Transcribe the records in full, keeping every character as it is.

-- Exercise materials --
————————

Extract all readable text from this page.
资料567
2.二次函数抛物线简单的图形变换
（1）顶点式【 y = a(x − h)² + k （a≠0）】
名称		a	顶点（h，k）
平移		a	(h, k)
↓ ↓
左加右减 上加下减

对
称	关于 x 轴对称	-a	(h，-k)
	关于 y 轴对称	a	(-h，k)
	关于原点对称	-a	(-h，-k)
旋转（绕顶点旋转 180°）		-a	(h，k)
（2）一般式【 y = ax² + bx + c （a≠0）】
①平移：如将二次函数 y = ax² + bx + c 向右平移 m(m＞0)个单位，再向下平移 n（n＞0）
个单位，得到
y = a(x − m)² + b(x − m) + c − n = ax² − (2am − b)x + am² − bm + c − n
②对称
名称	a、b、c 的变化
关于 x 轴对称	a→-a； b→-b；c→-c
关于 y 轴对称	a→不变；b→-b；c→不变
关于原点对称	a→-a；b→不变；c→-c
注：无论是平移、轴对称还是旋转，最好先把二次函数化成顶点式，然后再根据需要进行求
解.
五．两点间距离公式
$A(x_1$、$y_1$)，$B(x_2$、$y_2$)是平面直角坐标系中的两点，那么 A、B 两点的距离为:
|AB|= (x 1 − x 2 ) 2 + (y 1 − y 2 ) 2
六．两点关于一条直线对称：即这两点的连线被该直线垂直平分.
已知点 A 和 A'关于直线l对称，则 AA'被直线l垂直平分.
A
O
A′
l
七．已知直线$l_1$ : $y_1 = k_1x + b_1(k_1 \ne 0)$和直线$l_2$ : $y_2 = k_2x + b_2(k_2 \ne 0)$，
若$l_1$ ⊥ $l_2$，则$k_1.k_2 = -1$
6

————————

-- Written reply --
Extract all readable text from this page.
资料567
2.二次函数抛物线简单的图形变换
（1）顶点式【 y = a(x − h)² + k （a≠0）】
名称		a	顶点（h，k）
平移		a	(h, k)
↓ ↓
左加右减 上加下减

对
称	关于 x 轴对称	-a	(h，-k)
	关于 y 轴对称	a	(-h，k)
	关于原点对称	-a	(-h，-k)
旋转（绕顶点旋转 180°）		-a	(h，k)
（2）一般式【 y = ax² + bx + c （a≠0）】
①平移：如将二次函数 y = ax² + bx + c 向右平移 m(m＞0)个单位，再向下平移 n（n＞0）
个单位，得到
y = a(x − m)² + b(x − m) + c − n = ax² − (2am − b)x + am² − bm + c − n
②对称
名称	a、b、c 的变化
关于 x 轴对称	a→-a； b→-b；c→-c
关于 y 轴对称	a→不变；b→-b；c→不变
关于原点对称	a→-a；b→不变；c→-c
注：无论是平移、轴对称还是旋转，最好先把二次函数化成顶点式，然后再根据需要进行求
解.
五．两点间距离公式
$A(x_1$、$y_1$)，$B(x_2$、$y_2$)是平面直角坐标系中的两点，那么 A、B 两点的距离为:
|AB|= (x 1 − x 2 ) 2 + (y 1 − y 2 ) 2
六．两点关于一条直线对称：即这两点的连线被该直线垂直平分.
已知点 A 和 A'关于直线l对称，则 AA'被直线l垂直平分.
A
O
A′
l
七．已知直线$l_1$ : $y_1 = k_1x + b_1(k_1 \ne 0)$和直线$l_2$ : $y_2 = k_2x + b_2(k_2 \ne 0)$，
若$l_1$ ⊥ $l_2$，则$k_1.k_2 = -1$
6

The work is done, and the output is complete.